Exercise requirements » Return the listing below unchanged, minus its pictures.

Given information »
++++

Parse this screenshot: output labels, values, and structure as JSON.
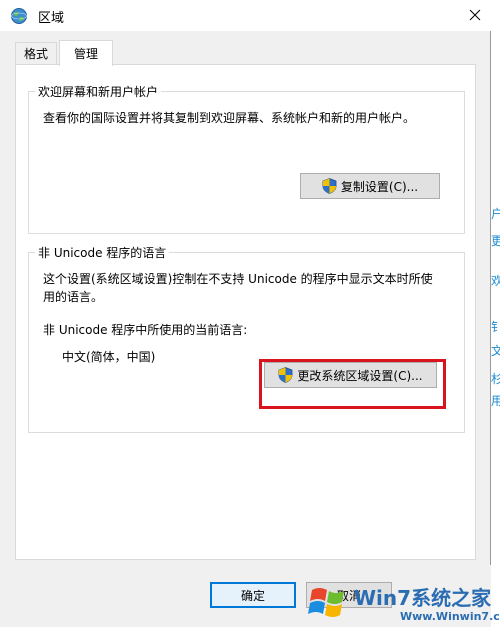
{
  "window": {
    "title": "区域",
    "close_glyph": "✕"
  },
  "tabs": [
    {
      "label": "格式",
      "active": false
    },
    {
      "label": "管理",
      "active": true
    }
  ],
  "welcome_group": {
    "title": "欢迎屏幕和新用户帐户",
    "description": "查看你的国际设置并将其复制到欢迎屏幕、系统帐户和新的用户帐户。",
    "copy_button": "复制设置(C)..."
  },
  "unicode_group": {
    "title": "非 Unicode 程序的语言",
    "description_line1": "这个设置(系统区域设置)控制在不支持 Unicode 的程序中显示文本时所使",
    "description_line2": "用的语言。",
    "current_label": "非 Unicode 程序中所使用的当前语言:",
    "current_value": "中文(简体，中国)",
    "change_button": "更改系统区域设置(C)..."
  },
  "footer": {
    "ok_button": "确定",
    "cancel_button": "取消"
  },
  "background_glyphs": [
    "户",
    "更",
    "欢",
    "钅",
    "文",
    "杉",
    "用"
  ],
  "watermark": {
    "brand": "Win7系统之家",
    "url": "Www.Winwin7.com"
  },
  "colors": {
    "accent": "#0078d7",
    "highlight": "#d9141f",
    "window_bg": "#f0f0f0"
  }
}
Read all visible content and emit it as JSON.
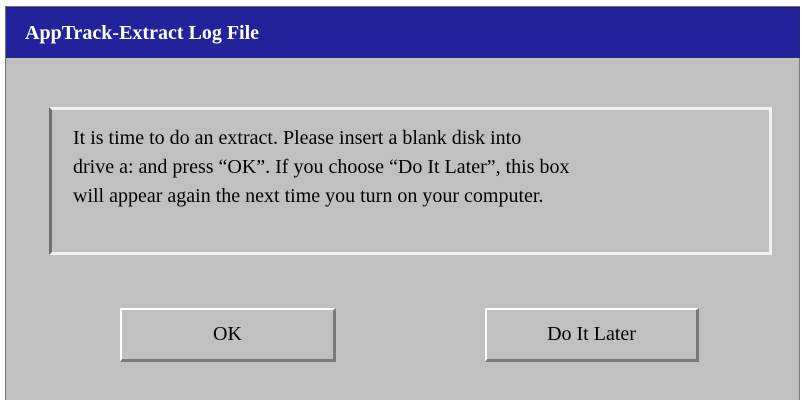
{
  "window": {
    "title": "AppTrack-Extract Log File"
  },
  "message": {
    "lines": [
      "It is time to do an extract.  Please insert a blank disk into",
      "drive a: and press “OK”.  If you choose “Do It Later”, this box",
      "will appear again the next time you turn on your computer."
    ]
  },
  "buttons": {
    "ok_label": "OK",
    "later_label": "Do It Later"
  },
  "colors": {
    "titlebar": "#22229a",
    "title_text": "#ffffff",
    "dialog_face": "#c0c0c0"
  }
}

++++

Answer in full »
Parse this screenshot: output labels, values, and structure as JSON.
{
  "window": {
    "title": "区域",
    "close_glyph": "✕"
  },
  "tabs": [
    {
      "label": "格式",
      "active": false
    },
    {
      "label": "管理",
      "active": true
    }
  ],
  "welcome_group": {
    "title": "欢迎屏幕和新用户帐户",
    "description": "查看你的国际设置并将其复制到欢迎屏幕、系统帐户和新的用户帐户。",
    "copy_button": "复制设置(C)..."
  },
  "unicode_group": {
    "title": "非 Unicode 程序的语言",
    "description_line1": "这个设置(系统区域设置)控制在不支持 Unicode 的程序中显示文本时所使",
    "description_line2": "用的语言。",
    "current_label": "非 Unicode 程序中所使用的当前语言:",
    "current_value": "中文(简体，中国)",
    "change_button": "更改系统区域设置(C)..."
  },
  "footer": {
    "ok_button": "确定",
    "cancel_button": "取消"
  },
  "background_glyphs": [
    "户",
    "更",
    "欢",
    "钅",
    "文",
    "杉",
    "用"
  ],
  "watermark": {
    "brand": "Win7系统之家",
    "url": "Www.Winwin7.com"
  },
  "colors": {
    "accent": "#0078d7",
    "highlight": "#d9141f",
    "window_bg": "#f0f0f0"
  }
}
Read all visible content and emit it as JSON.
{
  "window": {
    "title": "AppTrack-Extract Log File"
  },
  "message": {
    "lines": [
      "It is time to do an extract.  Please insert a blank disk into",
      "drive a: and press “OK”.  If you choose “Do It Later”, this box",
      "will appear again the next time you turn on your computer."
    ]
  },
  "buttons": {
    "ok_label": "OK",
    "later_label": "Do It Later"
  },
  "colors": {
    "titlebar": "#22229a",
    "title_text": "#ffffff",
    "dialog_face": "#c0c0c0"
  }
}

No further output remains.